The problem
Output the records exactly as they appear, with no pictures included.

Given records
·····

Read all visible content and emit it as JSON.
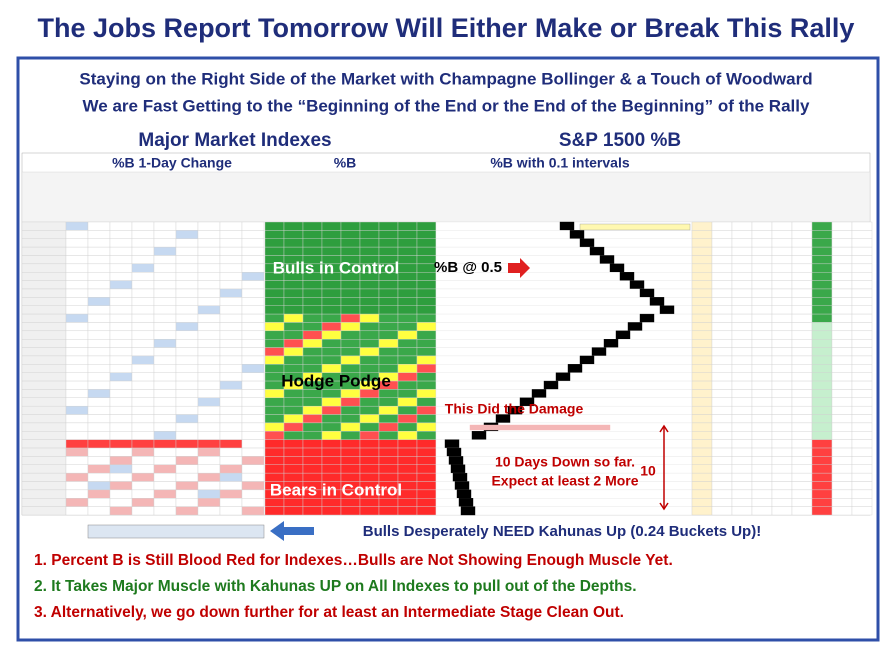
{
  "header": {
    "title": "The Jobs Report Tomorrow Will Either Make or Break This Rally",
    "subtitle_1": "Staying on the Right Side of the Market with Champagne Bollinger & a Touch of Woodward",
    "subtitle_2": "We are Fast Getting to the “Beginning of the End or the End of the Beginning” of the Rally"
  },
  "sections": {
    "left_heading": "Major Market Indexes",
    "right_heading": "S&P 1500 %B",
    "col_heading_1": "%B 1-Day Change",
    "col_heading_2": "%B",
    "col_heading_3": "%B with 0.1 intervals"
  },
  "annotations": {
    "bulls": "Bulls in Control",
    "pb_half": "%B @ 0.5",
    "hodge": "Hodge Podge",
    "damage": "This Did the Damage",
    "days_down_1": "10 Days Down so far.",
    "days_down_2": "Expect at least 2 More",
    "ten": "10",
    "bears": "Bears in Control",
    "kahunas": "Bulls Desperately NEED Kahunas Up (0.24 Buckets Up)!"
  },
  "notes": [
    "1. Percent B is Still Blood Red for Indexes…Bulls are Not Showing Enough Muscle Yet.",
    "2. It Takes Major Muscle with Kahunas UP on All Indexes to pull out of the Depths.",
    "3. Alternatively, we go down further for at least an Intermediate Stage Clean Out."
  ]
}
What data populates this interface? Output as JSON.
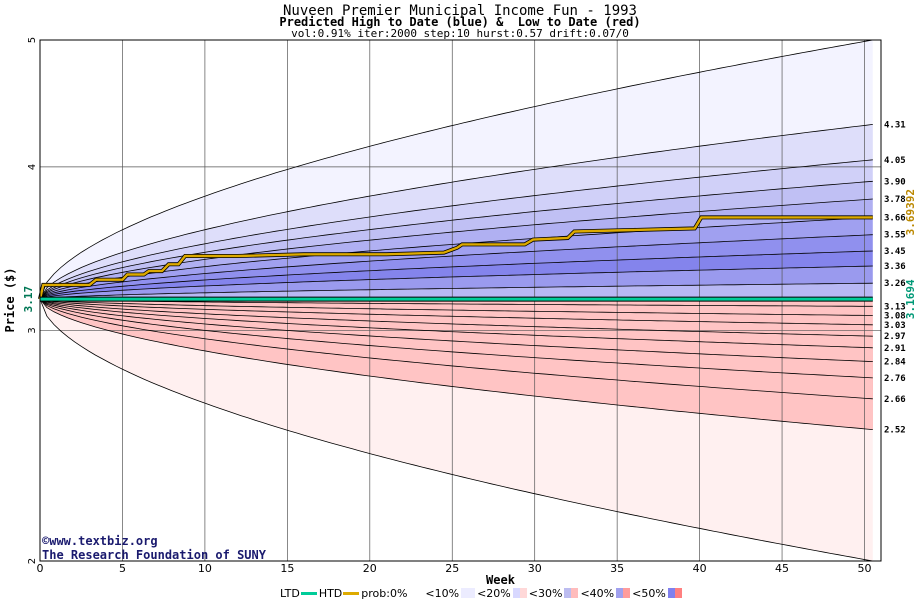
{
  "titles": {
    "main": "Nuveen Premier Municipal Income Fun - 1993",
    "sub": "Predicted High to Date (blue) &  Low to Date (red)",
    "params": "vol:0.91% iter:2000 step:10 hurst:0.57 drift:0.07/0"
  },
  "credits": {
    "line1": "©www.textbiz.org",
    "line2": "The Research Foundation of SUNY"
  },
  "legend": {
    "ltd": "LTD",
    "htd": "HTD",
    "prob": "prob:0%",
    "b10": "<10%",
    "b20": "<20%",
    "b30": "<30%",
    "b40": "<40%",
    "b50": "<50%",
    "ltd_color": "#00cc99",
    "htd_color": "#ddaa00",
    "band_colors": [
      "#ffffff",
      "#eeeeff",
      "#d8d8ff",
      "#bcbcf0",
      "#a0a0ee",
      "#8080ee"
    ]
  },
  "chart_data": {
    "type": "area",
    "xlabel": "Week",
    "ylabel": "Price ($)",
    "xlim": [
      0,
      51
    ],
    "ylim": [
      2,
      5
    ],
    "log_scale_y": true,
    "grid": true,
    "x_ticks": [
      0,
      5,
      10,
      15,
      20,
      25,
      30,
      35,
      40,
      45,
      50
    ],
    "x_tick_labels": [
      "0",
      "5",
      "10",
      "15",
      "20",
      "25",
      "30",
      "35",
      "40",
      "45",
      "50"
    ],
    "y_ticks": [
      2,
      3,
      4,
      5
    ],
    "y_tick_labels": [
      "2",
      "3",
      "4",
      "5"
    ],
    "start_price": 3.17,
    "start_price_label": "3.17",
    "right_labels": [
      {
        "text": "3.69392",
        "value": 3.69392,
        "color": "#bb8800"
      },
      {
        "text": "3.1694",
        "value": 3.1694,
        "color": "#009977"
      }
    ],
    "upper_percentile_ends": [
      {
        "label": "4.31",
        "value": 4.31
      },
      {
        "label": "4.05",
        "value": 4.05
      },
      {
        "label": "3.90",
        "value": 3.9
      },
      {
        "label": "3.78",
        "value": 3.78
      },
      {
        "label": "3.66",
        "value": 3.66
      },
      {
        "label": "3.55",
        "value": 3.55
      },
      {
        "label": "3.45",
        "value": 3.45
      },
      {
        "label": "3.36",
        "value": 3.36
      },
      {
        "label": "3.26",
        "value": 3.26
      }
    ],
    "lower_percentile_ends": [
      {
        "label": "3.13",
        "value": 3.13
      },
      {
        "label": "3.08",
        "value": 3.08
      },
      {
        "label": "3.03",
        "value": 3.03
      },
      {
        "label": "2.97",
        "value": 2.97
      },
      {
        "label": "2.91",
        "value": 2.91
      },
      {
        "label": "2.84",
        "value": 2.84
      },
      {
        "label": "2.76",
        "value": 2.76
      },
      {
        "label": "2.66",
        "value": 2.66
      },
      {
        "label": "2.52",
        "value": 2.52
      }
    ],
    "upper_outer_end": 5.0,
    "lower_outer_end": 2.0,
    "series": [
      {
        "name": "HTD",
        "color": "#ddaa00",
        "points": [
          [
            0,
            3.17
          ],
          [
            0.2,
            3.25
          ],
          [
            1,
            3.25
          ],
          [
            3,
            3.25
          ],
          [
            3.4,
            3.28
          ],
          [
            5,
            3.28
          ],
          [
            5.3,
            3.31
          ],
          [
            6.3,
            3.31
          ],
          [
            6.6,
            3.33
          ],
          [
            7.4,
            3.33
          ],
          [
            7.8,
            3.37
          ],
          [
            8.4,
            3.37
          ],
          [
            8.8,
            3.42
          ],
          [
            12,
            3.42
          ],
          [
            16,
            3.43
          ],
          [
            21,
            3.43
          ],
          [
            24.5,
            3.44
          ],
          [
            25.3,
            3.47
          ],
          [
            25.6,
            3.49
          ],
          [
            29.4,
            3.49
          ],
          [
            29.9,
            3.52
          ],
          [
            32,
            3.53
          ],
          [
            32.4,
            3.57
          ],
          [
            36,
            3.58
          ],
          [
            39.7,
            3.59
          ],
          [
            40.1,
            3.66
          ],
          [
            45,
            3.66
          ],
          [
            50.5,
            3.66
          ]
        ]
      },
      {
        "name": "LTD",
        "color": "#00cc99",
        "points": [
          [
            0,
            3.17
          ],
          [
            50.5,
            3.17
          ]
        ]
      }
    ]
  }
}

·····

Output below
Read all visible content and emit it as JSON.
{
  "header": {
    "title": "The Jobs Report Tomorrow Will Either Make or Break This Rally",
    "subtitle_1": "Staying on the Right Side of the Market with Champagne Bollinger & a Touch of Woodward",
    "subtitle_2": "We are Fast Getting to the “Beginning of the End or the End of the Beginning” of the Rally"
  },
  "sections": {
    "left_heading": "Major Market Indexes",
    "right_heading": "S&P 1500 %B",
    "col_heading_1": "%B 1-Day Change",
    "col_heading_2": "%B",
    "col_heading_3": "%B with 0.1 intervals"
  },
  "annotations": {
    "bulls": "Bulls in Control",
    "pb_half": "%B @ 0.5",
    "hodge": "Hodge Podge",
    "damage": "This Did the Damage",
    "days_down_1": "10 Days Down so far.",
    "days_down_2": "Expect at least 2 More",
    "ten": "10",
    "bears": "Bears in Control",
    "kahunas": "Bulls Desperately NEED Kahunas Up (0.24 Buckets Up)!"
  },
  "notes": [
    "1. Percent B is Still Blood Red for Indexes…Bulls are Not Showing Enough Muscle Yet.",
    "2. It Takes Major Muscle with Kahunas UP on All Indexes to pull out of the Depths.",
    "3. Alternatively, we go down further for at least an Intermediate Stage Clean Out."
  ]
}
What data populates this interface? Output as JSON.
{
  "titles": {
    "main": "Nuveen Premier Municipal Income Fun - 1993",
    "sub": "Predicted High to Date (blue) &  Low to Date (red)",
    "params": "vol:0.91% iter:2000 step:10 hurst:0.57 drift:0.07/0"
  },
  "credits": {
    "line1": "©www.textbiz.org",
    "line2": "The Research Foundation of SUNY"
  },
  "legend": {
    "ltd": "LTD",
    "htd": "HTD",
    "prob": "prob:0%",
    "b10": "<10%",
    "b20": "<20%",
    "b30": "<30%",
    "b40": "<40%",
    "b50": "<50%",
    "ltd_color": "#00cc99",
    "htd_color": "#ddaa00",
    "band_colors": [
      "#ffffff",
      "#eeeeff",
      "#d8d8ff",
      "#bcbcf0",
      "#a0a0ee",
      "#8080ee"
    ]
  },
  "chart_data": {
    "type": "area",
    "xlabel": "Week",
    "ylabel": "Price ($)",
    "xlim": [
      0,
      51
    ],
    "ylim": [
      2,
      5
    ],
    "log_scale_y": true,
    "grid": true,
    "x_ticks": [
      0,
      5,
      10,
      15,
      20,
      25,
      30,
      35,
      40,
      45,
      50
    ],
    "x_tick_labels": [
      "0",
      "5",
      "10",
      "15",
      "20",
      "25",
      "30",
      "35",
      "40",
      "45",
      "50"
    ],
    "y_ticks": [
      2,
      3,
      4,
      5
    ],
    "y_tick_labels": [
      "2",
      "3",
      "4",
      "5"
    ],
    "start_price": 3.17,
    "start_price_label": "3.17",
    "right_labels": [
      {
        "text": "3.69392",
        "value": 3.69392,
        "color": "#bb8800"
      },
      {
        "text": "3.1694",
        "value": 3.1694,
        "color": "#009977"
      }
    ],
    "upper_percentile_ends": [
      {
        "label": "4.31",
        "value": 4.31
      },
      {
        "label": "4.05",
        "value": 4.05
      },
      {
        "label": "3.90",
        "value": 3.9
      },
      {
        "label": "3.78",
        "value": 3.78
      },
      {
        "label": "3.66",
        "value": 3.66
      },
      {
        "label": "3.55",
        "value": 3.55
      },
      {
        "label": "3.45",
        "value": 3.45
      },
      {
        "label": "3.36",
        "value": 3.36
      },
      {
        "label": "3.26",
        "value": 3.26
      }
    ],
    "lower_percentile_ends": [
      {
        "label": "3.13",
        "value": 3.13
      },
      {
        "label": "3.08",
        "value": 3.08
      },
      {
        "label": "3.03",
        "value": 3.03
      },
      {
        "label": "2.97",
        "value": 2.97
      },
      {
        "label": "2.91",
        "value": 2.91
      },
      {
        "label": "2.84",
        "value": 2.84
      },
      {
        "label": "2.76",
        "value": 2.76
      },
      {
        "label": "2.66",
        "value": 2.66
      },
      {
        "label": "2.52",
        "value": 2.52
      }
    ],
    "upper_outer_end": 5.0,
    "lower_outer_end": 2.0,
    "series": [
      {
        "name": "HTD",
        "color": "#ddaa00",
        "points": [
          [
            0,
            3.17
          ],
          [
            0.2,
            3.25
          ],
          [
            1,
            3.25
          ],
          [
            3,
            3.25
          ],
          [
            3.4,
            3.28
          ],
          [
            5,
            3.28
          ],
          [
            5.3,
            3.31
          ],
          [
            6.3,
            3.31
          ],
          [
            6.6,
            3.33
          ],
          [
            7.4,
            3.33
          ],
          [
            7.8,
            3.37
          ],
          [
            8.4,
            3.37
          ],
          [
            8.8,
            3.42
          ],
          [
            12,
            3.42
          ],
          [
            16,
            3.43
          ],
          [
            21,
            3.43
          ],
          [
            24.5,
            3.44
          ],
          [
            25.3,
            3.47
          ],
          [
            25.6,
            3.49
          ],
          [
            29.4,
            3.49
          ],
          [
            29.9,
            3.52
          ],
          [
            32,
            3.53
          ],
          [
            32.4,
            3.57
          ],
          [
            36,
            3.58
          ],
          [
            39.7,
            3.59
          ],
          [
            40.1,
            3.66
          ],
          [
            45,
            3.66
          ],
          [
            50.5,
            3.66
          ]
        ]
      },
      {
        "name": "LTD",
        "color": "#00cc99",
        "points": [
          [
            0,
            3.17
          ],
          [
            50.5,
            3.17
          ]
        ]
      }
    ]
  }
}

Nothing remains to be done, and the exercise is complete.